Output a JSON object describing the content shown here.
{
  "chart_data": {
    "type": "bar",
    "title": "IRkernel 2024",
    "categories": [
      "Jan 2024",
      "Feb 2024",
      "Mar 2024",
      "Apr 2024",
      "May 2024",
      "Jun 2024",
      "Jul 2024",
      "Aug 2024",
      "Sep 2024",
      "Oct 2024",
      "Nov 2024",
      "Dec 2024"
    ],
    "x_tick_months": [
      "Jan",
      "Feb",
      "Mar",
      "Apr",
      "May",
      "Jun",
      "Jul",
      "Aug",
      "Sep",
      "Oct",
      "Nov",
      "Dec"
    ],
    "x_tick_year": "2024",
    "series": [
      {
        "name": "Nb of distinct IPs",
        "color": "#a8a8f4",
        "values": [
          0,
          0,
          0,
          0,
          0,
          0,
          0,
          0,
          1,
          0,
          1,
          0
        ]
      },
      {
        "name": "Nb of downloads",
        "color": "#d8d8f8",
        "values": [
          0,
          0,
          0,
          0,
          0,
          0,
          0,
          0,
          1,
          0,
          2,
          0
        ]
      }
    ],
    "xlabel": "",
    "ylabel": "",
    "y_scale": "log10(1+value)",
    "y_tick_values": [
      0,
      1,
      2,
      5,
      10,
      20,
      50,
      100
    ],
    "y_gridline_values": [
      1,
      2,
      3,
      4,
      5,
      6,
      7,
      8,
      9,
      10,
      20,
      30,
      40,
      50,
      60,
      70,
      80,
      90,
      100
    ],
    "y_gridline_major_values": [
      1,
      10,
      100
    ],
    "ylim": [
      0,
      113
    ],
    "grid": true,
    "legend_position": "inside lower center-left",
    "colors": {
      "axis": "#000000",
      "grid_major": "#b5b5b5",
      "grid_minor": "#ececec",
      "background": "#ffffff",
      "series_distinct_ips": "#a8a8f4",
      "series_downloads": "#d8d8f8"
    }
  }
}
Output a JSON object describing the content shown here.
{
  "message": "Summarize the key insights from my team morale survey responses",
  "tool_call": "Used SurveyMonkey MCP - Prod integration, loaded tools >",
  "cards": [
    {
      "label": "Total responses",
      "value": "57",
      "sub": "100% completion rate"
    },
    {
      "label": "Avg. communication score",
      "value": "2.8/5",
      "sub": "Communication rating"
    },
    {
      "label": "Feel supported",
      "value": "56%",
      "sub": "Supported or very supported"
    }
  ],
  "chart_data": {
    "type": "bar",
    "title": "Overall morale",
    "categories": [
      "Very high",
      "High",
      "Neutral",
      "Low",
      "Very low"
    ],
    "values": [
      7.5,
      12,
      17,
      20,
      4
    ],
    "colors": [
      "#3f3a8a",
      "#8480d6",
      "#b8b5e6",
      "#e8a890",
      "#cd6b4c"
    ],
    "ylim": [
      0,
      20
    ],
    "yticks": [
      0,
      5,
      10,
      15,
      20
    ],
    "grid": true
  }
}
....................
* DIRECTIONS *
Scan the material for lines with the word "title", and copy each line you find.

* EXERCISE RESULT *
    "title": "IRkernel 2024",
    "title": "Overall morale",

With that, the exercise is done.